WHAT THIS TASK INVOLVES: Report every line in the listing that contains the string "true".

● ● ● ●

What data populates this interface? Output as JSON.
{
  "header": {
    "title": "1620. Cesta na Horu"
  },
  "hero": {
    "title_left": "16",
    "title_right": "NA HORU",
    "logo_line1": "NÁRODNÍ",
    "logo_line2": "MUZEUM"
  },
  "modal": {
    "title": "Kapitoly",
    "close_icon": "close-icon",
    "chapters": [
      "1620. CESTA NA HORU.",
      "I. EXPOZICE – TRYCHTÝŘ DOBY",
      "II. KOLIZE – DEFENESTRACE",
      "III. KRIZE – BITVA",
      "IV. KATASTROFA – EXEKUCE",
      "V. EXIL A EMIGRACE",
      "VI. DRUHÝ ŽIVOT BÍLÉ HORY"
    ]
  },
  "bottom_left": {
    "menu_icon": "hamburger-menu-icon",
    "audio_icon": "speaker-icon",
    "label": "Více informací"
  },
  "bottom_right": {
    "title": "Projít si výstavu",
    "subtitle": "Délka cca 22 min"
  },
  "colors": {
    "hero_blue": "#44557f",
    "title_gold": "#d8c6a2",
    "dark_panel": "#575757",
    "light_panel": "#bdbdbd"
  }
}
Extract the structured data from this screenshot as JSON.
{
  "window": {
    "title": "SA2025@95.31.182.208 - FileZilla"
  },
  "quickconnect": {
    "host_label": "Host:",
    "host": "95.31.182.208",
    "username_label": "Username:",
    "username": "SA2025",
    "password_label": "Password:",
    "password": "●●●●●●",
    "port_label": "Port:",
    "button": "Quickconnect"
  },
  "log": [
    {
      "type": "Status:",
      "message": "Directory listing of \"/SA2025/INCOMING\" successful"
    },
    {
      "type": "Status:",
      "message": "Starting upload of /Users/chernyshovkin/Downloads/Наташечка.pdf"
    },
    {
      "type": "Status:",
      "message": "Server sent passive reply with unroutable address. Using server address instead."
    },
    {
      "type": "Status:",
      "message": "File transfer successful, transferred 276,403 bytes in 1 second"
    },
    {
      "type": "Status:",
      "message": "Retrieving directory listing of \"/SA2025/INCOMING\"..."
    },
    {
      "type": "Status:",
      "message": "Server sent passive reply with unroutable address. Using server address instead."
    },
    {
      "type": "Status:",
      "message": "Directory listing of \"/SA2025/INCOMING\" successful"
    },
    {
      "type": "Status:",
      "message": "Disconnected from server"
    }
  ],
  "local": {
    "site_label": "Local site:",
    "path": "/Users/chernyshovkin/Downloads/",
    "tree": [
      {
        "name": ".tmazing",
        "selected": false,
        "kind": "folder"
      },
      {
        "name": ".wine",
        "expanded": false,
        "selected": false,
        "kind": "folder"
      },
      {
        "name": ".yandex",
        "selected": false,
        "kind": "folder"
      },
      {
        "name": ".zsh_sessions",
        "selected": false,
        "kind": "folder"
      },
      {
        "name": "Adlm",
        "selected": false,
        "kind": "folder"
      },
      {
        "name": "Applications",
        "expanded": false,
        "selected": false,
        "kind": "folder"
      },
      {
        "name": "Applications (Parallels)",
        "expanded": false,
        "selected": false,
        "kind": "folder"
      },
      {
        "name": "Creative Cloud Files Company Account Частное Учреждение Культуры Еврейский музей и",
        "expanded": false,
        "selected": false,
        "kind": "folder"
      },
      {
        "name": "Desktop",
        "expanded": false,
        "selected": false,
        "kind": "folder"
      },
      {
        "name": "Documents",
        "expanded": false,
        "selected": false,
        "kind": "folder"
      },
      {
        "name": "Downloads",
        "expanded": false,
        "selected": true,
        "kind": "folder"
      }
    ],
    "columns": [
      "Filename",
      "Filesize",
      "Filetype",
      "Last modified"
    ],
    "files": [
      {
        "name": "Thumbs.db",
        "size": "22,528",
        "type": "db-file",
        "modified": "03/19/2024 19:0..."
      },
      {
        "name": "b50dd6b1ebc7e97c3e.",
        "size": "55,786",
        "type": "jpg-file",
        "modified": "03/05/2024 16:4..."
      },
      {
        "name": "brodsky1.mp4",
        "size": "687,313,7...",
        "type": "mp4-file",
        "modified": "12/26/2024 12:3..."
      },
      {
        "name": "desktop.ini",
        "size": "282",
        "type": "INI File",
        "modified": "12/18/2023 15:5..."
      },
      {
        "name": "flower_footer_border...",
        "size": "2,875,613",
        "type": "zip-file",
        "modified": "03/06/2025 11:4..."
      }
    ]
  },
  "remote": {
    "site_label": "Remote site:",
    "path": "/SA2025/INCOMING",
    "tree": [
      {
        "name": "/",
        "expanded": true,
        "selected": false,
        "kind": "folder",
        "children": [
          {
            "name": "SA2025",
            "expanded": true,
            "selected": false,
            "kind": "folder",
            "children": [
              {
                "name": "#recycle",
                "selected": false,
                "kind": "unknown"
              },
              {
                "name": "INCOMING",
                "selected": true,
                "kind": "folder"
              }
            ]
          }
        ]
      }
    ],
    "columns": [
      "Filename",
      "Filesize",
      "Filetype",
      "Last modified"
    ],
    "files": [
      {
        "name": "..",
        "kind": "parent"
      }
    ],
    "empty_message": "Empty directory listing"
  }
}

● ● ● ●

SOLUTION TO THIS TASK:
        "selected": true,
        "expanded": true,
            "expanded": true,
                "selected": true,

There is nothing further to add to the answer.